Find the lines that hold the word "away" and return them.

GIVEN RECORDS:
§ §
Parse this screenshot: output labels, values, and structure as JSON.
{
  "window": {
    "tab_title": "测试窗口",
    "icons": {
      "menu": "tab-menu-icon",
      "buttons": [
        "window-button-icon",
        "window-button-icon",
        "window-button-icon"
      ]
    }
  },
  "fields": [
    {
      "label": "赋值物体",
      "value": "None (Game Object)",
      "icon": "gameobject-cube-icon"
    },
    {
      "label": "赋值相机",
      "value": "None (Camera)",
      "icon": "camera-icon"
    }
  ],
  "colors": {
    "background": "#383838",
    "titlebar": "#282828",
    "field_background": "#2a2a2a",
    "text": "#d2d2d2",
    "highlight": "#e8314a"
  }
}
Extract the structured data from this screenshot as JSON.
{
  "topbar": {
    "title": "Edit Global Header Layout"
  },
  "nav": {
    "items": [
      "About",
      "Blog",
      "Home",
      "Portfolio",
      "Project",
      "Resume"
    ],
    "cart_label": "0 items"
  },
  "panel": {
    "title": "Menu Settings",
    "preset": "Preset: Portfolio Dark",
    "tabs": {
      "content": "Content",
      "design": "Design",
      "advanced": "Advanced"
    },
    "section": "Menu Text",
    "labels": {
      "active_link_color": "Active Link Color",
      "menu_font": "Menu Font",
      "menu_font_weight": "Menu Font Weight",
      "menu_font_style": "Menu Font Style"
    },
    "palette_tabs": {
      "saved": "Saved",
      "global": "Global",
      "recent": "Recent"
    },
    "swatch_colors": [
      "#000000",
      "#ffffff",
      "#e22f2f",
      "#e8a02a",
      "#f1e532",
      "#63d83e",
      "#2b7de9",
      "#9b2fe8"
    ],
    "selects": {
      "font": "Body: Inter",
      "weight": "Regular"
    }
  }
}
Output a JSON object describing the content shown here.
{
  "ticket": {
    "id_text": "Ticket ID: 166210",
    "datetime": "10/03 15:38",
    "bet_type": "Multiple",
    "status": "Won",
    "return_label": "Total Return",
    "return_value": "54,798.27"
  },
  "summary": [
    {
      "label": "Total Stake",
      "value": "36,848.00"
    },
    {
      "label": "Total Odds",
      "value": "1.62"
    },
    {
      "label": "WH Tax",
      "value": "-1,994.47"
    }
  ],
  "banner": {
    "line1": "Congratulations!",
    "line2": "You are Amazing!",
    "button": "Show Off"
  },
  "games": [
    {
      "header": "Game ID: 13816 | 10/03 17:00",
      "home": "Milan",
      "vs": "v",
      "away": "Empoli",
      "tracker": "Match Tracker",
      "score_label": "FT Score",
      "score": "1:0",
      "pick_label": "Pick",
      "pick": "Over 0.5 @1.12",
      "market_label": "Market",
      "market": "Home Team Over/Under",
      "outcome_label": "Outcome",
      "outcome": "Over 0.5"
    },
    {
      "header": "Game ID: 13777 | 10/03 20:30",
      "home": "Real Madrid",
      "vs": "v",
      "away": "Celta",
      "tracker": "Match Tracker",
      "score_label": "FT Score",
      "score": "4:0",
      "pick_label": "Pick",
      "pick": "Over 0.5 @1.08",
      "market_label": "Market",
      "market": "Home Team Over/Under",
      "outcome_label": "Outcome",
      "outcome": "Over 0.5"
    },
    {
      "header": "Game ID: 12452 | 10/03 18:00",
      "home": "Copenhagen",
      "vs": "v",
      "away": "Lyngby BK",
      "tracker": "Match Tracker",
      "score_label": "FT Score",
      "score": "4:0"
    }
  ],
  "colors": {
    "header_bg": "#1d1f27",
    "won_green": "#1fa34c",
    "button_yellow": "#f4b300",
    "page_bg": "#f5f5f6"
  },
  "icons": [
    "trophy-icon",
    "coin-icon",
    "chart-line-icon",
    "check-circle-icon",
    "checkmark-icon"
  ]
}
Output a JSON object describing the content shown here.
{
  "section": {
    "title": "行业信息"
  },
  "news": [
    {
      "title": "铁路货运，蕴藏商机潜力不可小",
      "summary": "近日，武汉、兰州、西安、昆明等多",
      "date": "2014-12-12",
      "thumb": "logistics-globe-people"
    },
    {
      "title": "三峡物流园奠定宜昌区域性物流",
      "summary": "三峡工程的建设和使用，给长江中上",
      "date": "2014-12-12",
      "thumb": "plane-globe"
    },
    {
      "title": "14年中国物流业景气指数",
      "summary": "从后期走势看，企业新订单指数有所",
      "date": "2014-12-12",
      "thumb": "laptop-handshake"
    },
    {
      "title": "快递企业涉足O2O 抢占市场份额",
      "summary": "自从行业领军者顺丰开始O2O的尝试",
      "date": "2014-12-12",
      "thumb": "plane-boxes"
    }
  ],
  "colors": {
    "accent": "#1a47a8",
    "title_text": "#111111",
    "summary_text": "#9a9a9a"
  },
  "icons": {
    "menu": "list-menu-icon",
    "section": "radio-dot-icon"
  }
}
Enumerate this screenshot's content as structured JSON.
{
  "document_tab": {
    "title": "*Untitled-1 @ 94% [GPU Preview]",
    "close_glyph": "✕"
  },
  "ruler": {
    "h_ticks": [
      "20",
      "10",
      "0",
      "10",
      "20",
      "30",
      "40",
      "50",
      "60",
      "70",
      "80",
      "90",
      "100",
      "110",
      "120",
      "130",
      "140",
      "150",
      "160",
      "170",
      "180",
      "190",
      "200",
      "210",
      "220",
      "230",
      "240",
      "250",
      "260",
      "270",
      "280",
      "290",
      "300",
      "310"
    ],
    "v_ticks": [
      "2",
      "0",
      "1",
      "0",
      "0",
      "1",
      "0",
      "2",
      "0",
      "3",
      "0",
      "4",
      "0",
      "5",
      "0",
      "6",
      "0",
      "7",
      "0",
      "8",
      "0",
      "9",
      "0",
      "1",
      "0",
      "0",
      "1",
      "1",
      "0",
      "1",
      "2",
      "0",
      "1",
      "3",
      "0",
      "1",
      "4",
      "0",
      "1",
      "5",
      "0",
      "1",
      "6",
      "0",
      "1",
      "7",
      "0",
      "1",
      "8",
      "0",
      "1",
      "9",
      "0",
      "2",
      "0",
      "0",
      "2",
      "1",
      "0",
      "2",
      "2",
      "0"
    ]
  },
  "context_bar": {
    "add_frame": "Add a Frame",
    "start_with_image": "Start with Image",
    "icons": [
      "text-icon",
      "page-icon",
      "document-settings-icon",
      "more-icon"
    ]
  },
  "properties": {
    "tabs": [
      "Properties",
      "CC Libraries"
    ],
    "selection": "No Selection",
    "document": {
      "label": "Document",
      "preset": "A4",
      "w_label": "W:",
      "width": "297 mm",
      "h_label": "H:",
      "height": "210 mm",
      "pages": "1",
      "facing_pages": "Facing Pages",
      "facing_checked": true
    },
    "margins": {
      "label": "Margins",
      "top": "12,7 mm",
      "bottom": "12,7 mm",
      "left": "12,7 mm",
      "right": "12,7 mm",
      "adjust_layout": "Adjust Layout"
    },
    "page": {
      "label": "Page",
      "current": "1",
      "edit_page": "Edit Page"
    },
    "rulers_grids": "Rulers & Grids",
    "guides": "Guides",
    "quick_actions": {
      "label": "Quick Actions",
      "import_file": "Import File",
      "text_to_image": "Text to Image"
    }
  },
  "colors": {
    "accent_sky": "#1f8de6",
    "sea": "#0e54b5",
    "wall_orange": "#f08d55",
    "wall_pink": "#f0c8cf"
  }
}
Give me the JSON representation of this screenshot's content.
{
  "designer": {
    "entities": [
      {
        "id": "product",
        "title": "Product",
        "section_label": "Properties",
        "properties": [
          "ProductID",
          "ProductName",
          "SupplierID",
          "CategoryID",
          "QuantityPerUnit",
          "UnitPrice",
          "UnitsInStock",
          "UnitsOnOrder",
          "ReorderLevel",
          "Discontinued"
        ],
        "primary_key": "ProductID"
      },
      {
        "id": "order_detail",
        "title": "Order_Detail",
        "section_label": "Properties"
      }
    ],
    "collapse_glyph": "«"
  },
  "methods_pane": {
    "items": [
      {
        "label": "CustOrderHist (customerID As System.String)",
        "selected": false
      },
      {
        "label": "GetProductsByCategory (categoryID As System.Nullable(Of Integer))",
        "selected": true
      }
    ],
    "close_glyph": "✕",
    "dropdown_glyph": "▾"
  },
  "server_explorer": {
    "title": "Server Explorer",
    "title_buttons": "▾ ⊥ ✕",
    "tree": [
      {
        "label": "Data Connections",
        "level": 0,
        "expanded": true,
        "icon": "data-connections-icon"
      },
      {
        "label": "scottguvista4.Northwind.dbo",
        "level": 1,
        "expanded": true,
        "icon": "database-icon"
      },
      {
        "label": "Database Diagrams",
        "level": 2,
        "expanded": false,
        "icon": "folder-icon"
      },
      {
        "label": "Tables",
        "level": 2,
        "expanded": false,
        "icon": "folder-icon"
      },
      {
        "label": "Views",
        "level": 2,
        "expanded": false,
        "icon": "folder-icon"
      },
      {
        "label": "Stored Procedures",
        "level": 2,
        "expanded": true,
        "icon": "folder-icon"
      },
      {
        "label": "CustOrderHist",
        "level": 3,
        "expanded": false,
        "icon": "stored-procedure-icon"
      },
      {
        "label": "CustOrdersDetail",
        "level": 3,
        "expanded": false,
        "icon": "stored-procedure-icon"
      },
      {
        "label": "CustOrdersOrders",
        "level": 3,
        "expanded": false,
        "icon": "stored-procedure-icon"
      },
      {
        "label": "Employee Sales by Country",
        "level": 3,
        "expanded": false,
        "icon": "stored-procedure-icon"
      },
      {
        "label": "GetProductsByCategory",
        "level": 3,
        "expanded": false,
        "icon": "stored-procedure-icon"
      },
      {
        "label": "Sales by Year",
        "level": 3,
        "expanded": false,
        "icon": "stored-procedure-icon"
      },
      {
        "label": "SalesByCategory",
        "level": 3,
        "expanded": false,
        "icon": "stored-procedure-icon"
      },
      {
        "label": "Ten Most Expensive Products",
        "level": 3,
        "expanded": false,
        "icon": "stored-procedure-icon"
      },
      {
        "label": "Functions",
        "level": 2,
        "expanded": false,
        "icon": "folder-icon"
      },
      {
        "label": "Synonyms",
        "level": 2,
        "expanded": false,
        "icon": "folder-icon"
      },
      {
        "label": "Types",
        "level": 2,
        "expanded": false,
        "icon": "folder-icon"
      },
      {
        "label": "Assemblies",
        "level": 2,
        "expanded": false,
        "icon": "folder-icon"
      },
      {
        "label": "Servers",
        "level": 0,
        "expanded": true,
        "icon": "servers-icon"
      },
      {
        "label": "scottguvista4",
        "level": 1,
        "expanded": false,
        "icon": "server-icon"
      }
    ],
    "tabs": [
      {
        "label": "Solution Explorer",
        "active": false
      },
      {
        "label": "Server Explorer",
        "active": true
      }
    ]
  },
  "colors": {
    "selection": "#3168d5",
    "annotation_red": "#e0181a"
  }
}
§ §
THE SOLUTION:
      "away": "Empoli",
      "away": "Celta",
      "away": "Lyngby BK",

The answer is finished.